(Dataset records)
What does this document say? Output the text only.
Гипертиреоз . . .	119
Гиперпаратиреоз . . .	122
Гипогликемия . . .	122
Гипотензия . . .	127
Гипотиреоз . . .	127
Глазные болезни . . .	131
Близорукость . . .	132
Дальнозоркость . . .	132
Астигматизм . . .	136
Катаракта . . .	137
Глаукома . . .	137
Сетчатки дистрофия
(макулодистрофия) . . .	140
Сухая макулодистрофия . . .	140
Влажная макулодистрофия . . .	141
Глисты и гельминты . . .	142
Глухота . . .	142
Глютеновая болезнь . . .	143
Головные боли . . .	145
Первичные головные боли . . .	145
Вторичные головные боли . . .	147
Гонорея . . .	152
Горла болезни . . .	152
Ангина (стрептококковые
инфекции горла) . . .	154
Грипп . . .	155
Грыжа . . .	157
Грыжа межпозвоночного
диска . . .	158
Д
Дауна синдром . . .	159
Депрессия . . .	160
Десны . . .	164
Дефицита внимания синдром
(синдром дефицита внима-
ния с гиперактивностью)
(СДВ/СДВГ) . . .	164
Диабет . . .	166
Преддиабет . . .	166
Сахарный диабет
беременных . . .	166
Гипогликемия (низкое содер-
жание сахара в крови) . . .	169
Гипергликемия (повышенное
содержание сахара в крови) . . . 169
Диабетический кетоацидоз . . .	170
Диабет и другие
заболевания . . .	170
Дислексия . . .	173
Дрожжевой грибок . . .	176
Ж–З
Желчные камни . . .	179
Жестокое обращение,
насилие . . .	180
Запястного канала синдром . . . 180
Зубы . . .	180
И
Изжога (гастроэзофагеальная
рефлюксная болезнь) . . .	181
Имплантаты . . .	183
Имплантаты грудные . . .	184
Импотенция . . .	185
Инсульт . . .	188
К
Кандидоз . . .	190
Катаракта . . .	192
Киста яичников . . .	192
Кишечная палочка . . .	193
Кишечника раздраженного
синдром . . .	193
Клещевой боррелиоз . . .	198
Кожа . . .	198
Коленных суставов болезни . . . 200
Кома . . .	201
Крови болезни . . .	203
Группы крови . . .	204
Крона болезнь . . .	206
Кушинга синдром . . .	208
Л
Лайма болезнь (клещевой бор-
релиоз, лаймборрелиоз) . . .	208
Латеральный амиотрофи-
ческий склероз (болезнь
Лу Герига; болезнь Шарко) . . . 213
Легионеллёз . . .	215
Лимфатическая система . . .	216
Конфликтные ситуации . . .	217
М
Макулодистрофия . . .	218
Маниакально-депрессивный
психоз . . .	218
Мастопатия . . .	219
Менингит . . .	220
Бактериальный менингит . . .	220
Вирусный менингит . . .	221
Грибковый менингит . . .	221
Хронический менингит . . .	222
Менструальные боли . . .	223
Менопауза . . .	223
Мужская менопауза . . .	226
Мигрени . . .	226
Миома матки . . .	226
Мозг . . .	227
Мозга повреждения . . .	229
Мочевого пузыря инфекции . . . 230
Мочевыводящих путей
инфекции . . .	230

● **What you need to do**: Among the entries above, how many lines hold the string "синдром"? Respond with nothing but the number.

● **Correct answer**: 6